◆ Exercise directions ◆
Exactly repeat the material, dropping only the pictures.

^^^^

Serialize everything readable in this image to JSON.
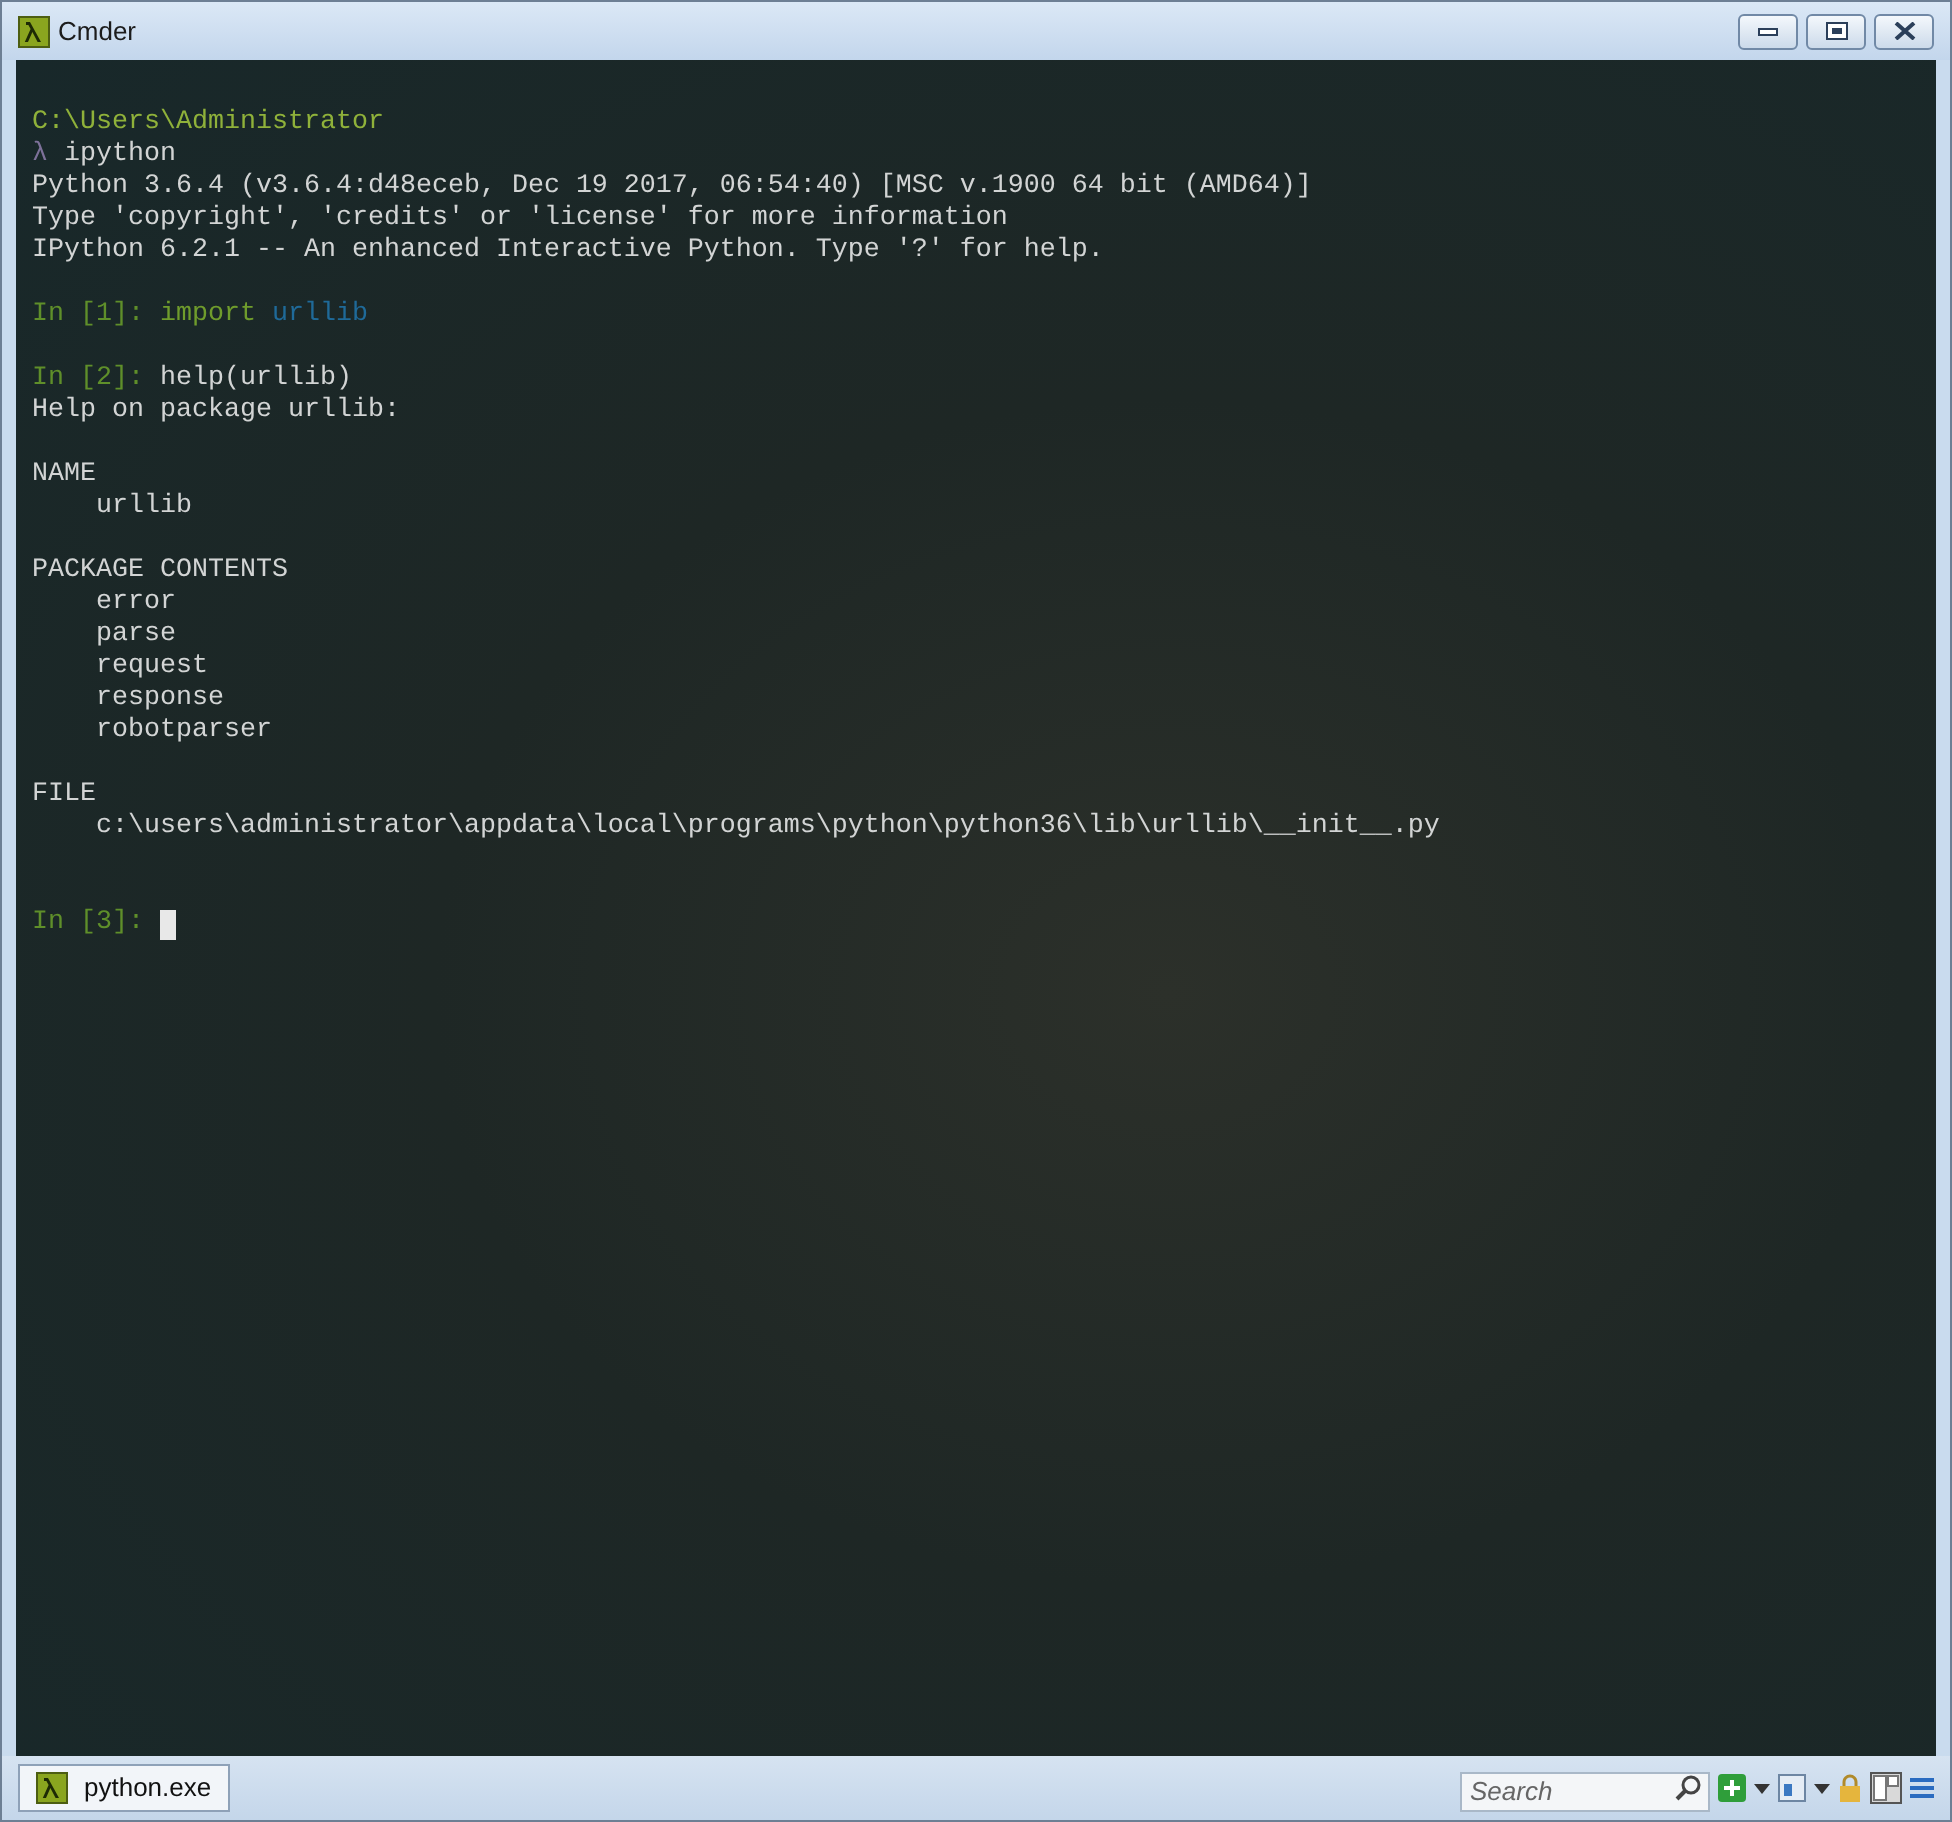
{
  "window": {
    "title": "Cmder"
  },
  "terminal": {
    "lines": [
      {
        "kind": "text",
        "segments": [
          {
            "kind": "path",
            "text": "C:\\Users\\Administrator"
          }
        ]
      },
      {
        "kind": "text",
        "segments": [
          {
            "kind": "lambda",
            "text": "λ"
          },
          {
            "kind": "plain",
            "text": " ipython"
          }
        ]
      },
      {
        "kind": "text",
        "segments": [
          {
            "kind": "plain",
            "text": "Python 3.6.4 (v3.6.4:d48eceb, Dec 19 2017, 06:54:40) [MSC v.1900 64 bit (AMD64)]"
          }
        ]
      },
      {
        "kind": "text",
        "segments": [
          {
            "kind": "plain",
            "text": "Type 'copyright', 'credits' or 'license' for more information"
          }
        ]
      },
      {
        "kind": "text",
        "segments": [
          {
            "kind": "plain",
            "text": "IPython 6.2.1 -- An enhanced Interactive Python. Type '?' for help."
          }
        ]
      },
      {
        "kind": "blank"
      },
      {
        "kind": "text",
        "segments": [
          {
            "kind": "prompt",
            "text": "In [1]: "
          },
          {
            "kind": "keyword",
            "text": "import "
          },
          {
            "kind": "module",
            "text": "urllib"
          }
        ]
      },
      {
        "kind": "blank"
      },
      {
        "kind": "text",
        "segments": [
          {
            "kind": "prompt",
            "text": "In [2]: "
          },
          {
            "kind": "plain",
            "text": "help(urllib)"
          }
        ]
      },
      {
        "kind": "text",
        "segments": [
          {
            "kind": "plain",
            "text": "Help on package urllib:"
          }
        ]
      },
      {
        "kind": "blank"
      },
      {
        "kind": "text",
        "segments": [
          {
            "kind": "plain",
            "text": "NAME"
          }
        ]
      },
      {
        "kind": "text",
        "segments": [
          {
            "kind": "plain",
            "text": "    urllib"
          }
        ]
      },
      {
        "kind": "blank"
      },
      {
        "kind": "text",
        "segments": [
          {
            "kind": "plain",
            "text": "PACKAGE CONTENTS"
          }
        ]
      },
      {
        "kind": "text",
        "segments": [
          {
            "kind": "plain",
            "text": "    error"
          }
        ]
      },
      {
        "kind": "text",
        "segments": [
          {
            "kind": "plain",
            "text": "    parse"
          }
        ]
      },
      {
        "kind": "text",
        "segments": [
          {
            "kind": "plain",
            "text": "    request"
          }
        ]
      },
      {
        "kind": "text",
        "segments": [
          {
            "kind": "plain",
            "text": "    response"
          }
        ]
      },
      {
        "kind": "text",
        "segments": [
          {
            "kind": "plain",
            "text": "    robotparser"
          }
        ]
      },
      {
        "kind": "blank"
      },
      {
        "kind": "text",
        "segments": [
          {
            "kind": "plain",
            "text": "FILE"
          }
        ]
      },
      {
        "kind": "text",
        "segments": [
          {
            "kind": "plain",
            "text": "    c:\\users\\administrator\\appdata\\local\\programs\\python\\python36\\lib\\urllib\\__init__.py"
          }
        ]
      },
      {
        "kind": "blank"
      },
      {
        "kind": "blank"
      },
      {
        "kind": "text",
        "cursor": true,
        "segments": [
          {
            "kind": "prompt",
            "text": "In [3]: "
          }
        ]
      }
    ]
  },
  "tabs": [
    {
      "label": "python.exe",
      "selected": true
    }
  ],
  "search": {
    "placeholder": "Search"
  }
}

^^^^

◆ Exercise answer ◆
Serialize everything readable in this image to JSON.
{
  "window": {
    "title": "Cmder"
  },
  "terminal": {
    "lines": [
      {
        "kind": "text",
        "segments": [
          {
            "kind": "path",
            "text": "C:\\Users\\Administrator"
          }
        ]
      },
      {
        "kind": "text",
        "segments": [
          {
            "kind": "lambda",
            "text": "λ"
          },
          {
            "kind": "plain",
            "text": " ipython"
          }
        ]
      },
      {
        "kind": "text",
        "segments": [
          {
            "kind": "plain",
            "text": "Python 3.6.4 (v3.6.4:d48eceb, Dec 19 2017, 06:54:40) [MSC v.1900 64 bit (AMD64)]"
          }
        ]
      },
      {
        "kind": "text",
        "segments": [
          {
            "kind": "plain",
            "text": "Type 'copyright', 'credits' or 'license' for more information"
          }
        ]
      },
      {
        "kind": "text",
        "segments": [
          {
            "kind": "plain",
            "text": "IPython 6.2.1 -- An enhanced Interactive Python. Type '?' for help."
          }
        ]
      },
      {
        "kind": "blank"
      },
      {
        "kind": "text",
        "segments": [
          {
            "kind": "prompt",
            "text": "In [1]: "
          },
          {
            "kind": "keyword",
            "text": "import "
          },
          {
            "kind": "module",
            "text": "urllib"
          }
        ]
      },
      {
        "kind": "blank"
      },
      {
        "kind": "text",
        "segments": [
          {
            "kind": "prompt",
            "text": "In [2]: "
          },
          {
            "kind": "plain",
            "text": "help(urllib)"
          }
        ]
      },
      {
        "kind": "text",
        "segments": [
          {
            "kind": "plain",
            "text": "Help on package urllib:"
          }
        ]
      },
      {
        "kind": "blank"
      },
      {
        "kind": "text",
        "segments": [
          {
            "kind": "plain",
            "text": "NAME"
          }
        ]
      },
      {
        "kind": "text",
        "segments": [
          {
            "kind": "plain",
            "text": "    urllib"
          }
        ]
      },
      {
        "kind": "blank"
      },
      {
        "kind": "text",
        "segments": [
          {
            "kind": "plain",
            "text": "PACKAGE CONTENTS"
          }
        ]
      },
      {
        "kind": "text",
        "segments": [
          {
            "kind": "plain",
            "text": "    error"
          }
        ]
      },
      {
        "kind": "text",
        "segments": [
          {
            "kind": "plain",
            "text": "    parse"
          }
        ]
      },
      {
        "kind": "text",
        "segments": [
          {
            "kind": "plain",
            "text": "    request"
          }
        ]
      },
      {
        "kind": "text",
        "segments": [
          {
            "kind": "plain",
            "text": "    response"
          }
        ]
      },
      {
        "kind": "text",
        "segments": [
          {
            "kind": "plain",
            "text": "    robotparser"
          }
        ]
      },
      {
        "kind": "blank"
      },
      {
        "kind": "text",
        "segments": [
          {
            "kind": "plain",
            "text": "FILE"
          }
        ]
      },
      {
        "kind": "text",
        "segments": [
          {
            "kind": "plain",
            "text": "    c:\\users\\administrator\\appdata\\local\\programs\\python\\python36\\lib\\urllib\\__init__.py"
          }
        ]
      },
      {
        "kind": "blank"
      },
      {
        "kind": "blank"
      },
      {
        "kind": "text",
        "cursor": true,
        "segments": [
          {
            "kind": "prompt",
            "text": "In [3]: "
          }
        ]
      }
    ]
  },
  "tabs": [
    {
      "label": "python.exe",
      "selected": true
    }
  ],
  "search": {
    "placeholder": "Search"
  }
}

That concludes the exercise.